**DO THIS**. Pick out each line with the word "placeholder" from the material that follows.
- - - - - - -
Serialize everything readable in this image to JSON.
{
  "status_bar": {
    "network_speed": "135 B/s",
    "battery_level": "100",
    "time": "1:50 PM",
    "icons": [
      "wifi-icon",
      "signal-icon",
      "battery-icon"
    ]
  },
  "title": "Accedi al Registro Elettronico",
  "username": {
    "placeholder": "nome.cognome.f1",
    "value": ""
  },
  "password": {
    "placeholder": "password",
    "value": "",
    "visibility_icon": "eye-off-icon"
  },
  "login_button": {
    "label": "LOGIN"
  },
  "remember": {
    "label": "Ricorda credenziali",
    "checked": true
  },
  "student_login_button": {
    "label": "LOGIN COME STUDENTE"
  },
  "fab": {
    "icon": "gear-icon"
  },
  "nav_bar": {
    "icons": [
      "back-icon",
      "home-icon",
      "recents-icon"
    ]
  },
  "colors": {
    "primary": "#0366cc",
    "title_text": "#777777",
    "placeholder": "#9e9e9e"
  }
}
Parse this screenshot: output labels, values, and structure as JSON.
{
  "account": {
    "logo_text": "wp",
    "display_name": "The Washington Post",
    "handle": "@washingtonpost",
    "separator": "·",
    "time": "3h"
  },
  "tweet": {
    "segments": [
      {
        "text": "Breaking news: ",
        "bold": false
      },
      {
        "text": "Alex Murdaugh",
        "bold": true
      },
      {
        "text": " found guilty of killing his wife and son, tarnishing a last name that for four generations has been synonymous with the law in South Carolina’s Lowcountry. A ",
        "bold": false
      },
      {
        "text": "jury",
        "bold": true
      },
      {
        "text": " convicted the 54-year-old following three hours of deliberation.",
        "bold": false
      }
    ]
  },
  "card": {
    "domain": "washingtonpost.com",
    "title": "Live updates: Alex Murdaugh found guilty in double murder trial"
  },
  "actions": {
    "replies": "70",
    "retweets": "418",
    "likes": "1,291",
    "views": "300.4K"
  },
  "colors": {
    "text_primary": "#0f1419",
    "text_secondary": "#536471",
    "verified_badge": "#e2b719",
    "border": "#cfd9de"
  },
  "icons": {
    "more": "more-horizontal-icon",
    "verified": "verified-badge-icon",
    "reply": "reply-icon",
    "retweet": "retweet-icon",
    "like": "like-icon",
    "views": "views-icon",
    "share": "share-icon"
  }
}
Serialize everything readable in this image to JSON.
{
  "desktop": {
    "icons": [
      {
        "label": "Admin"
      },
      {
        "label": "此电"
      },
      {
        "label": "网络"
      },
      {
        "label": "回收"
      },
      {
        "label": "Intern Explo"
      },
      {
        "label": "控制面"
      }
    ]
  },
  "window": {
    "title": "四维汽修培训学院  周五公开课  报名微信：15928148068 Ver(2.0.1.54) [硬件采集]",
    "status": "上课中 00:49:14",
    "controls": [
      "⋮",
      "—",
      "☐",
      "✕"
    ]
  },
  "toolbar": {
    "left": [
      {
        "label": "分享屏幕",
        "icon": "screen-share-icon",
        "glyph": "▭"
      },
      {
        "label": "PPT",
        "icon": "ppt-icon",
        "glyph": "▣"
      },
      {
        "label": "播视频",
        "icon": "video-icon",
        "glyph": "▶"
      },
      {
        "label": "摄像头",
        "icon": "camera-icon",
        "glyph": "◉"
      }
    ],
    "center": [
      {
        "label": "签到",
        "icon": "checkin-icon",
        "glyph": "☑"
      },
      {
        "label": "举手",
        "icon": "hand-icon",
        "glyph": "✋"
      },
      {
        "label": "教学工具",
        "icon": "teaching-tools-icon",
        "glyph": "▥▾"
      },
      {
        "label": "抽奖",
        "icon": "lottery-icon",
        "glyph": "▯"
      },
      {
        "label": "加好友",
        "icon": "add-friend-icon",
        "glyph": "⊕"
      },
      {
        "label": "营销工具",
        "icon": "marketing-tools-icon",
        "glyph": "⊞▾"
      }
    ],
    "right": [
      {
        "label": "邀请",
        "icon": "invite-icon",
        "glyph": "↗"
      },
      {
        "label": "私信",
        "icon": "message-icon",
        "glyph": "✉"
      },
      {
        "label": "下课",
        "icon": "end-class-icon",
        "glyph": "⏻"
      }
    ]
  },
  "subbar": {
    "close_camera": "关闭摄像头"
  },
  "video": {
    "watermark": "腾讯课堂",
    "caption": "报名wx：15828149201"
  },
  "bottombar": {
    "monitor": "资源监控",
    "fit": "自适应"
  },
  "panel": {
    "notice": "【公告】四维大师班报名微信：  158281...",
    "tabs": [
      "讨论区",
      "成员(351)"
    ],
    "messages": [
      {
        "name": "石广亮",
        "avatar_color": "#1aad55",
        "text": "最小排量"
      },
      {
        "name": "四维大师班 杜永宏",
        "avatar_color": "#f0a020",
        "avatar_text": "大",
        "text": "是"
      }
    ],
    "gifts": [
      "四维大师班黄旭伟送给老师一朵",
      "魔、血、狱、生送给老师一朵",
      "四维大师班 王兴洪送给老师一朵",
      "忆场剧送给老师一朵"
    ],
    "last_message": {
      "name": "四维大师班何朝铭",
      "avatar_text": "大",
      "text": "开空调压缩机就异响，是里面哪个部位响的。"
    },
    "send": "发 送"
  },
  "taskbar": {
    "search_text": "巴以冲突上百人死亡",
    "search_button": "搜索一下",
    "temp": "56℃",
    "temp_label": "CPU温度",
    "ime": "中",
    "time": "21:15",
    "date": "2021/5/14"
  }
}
- - - - - - -
**OUTPUT FOR THIS TASK**.
    "placeholder": "nome.cognome.f1",
    "placeholder": "password",
    "placeholder": "#9e9e9e"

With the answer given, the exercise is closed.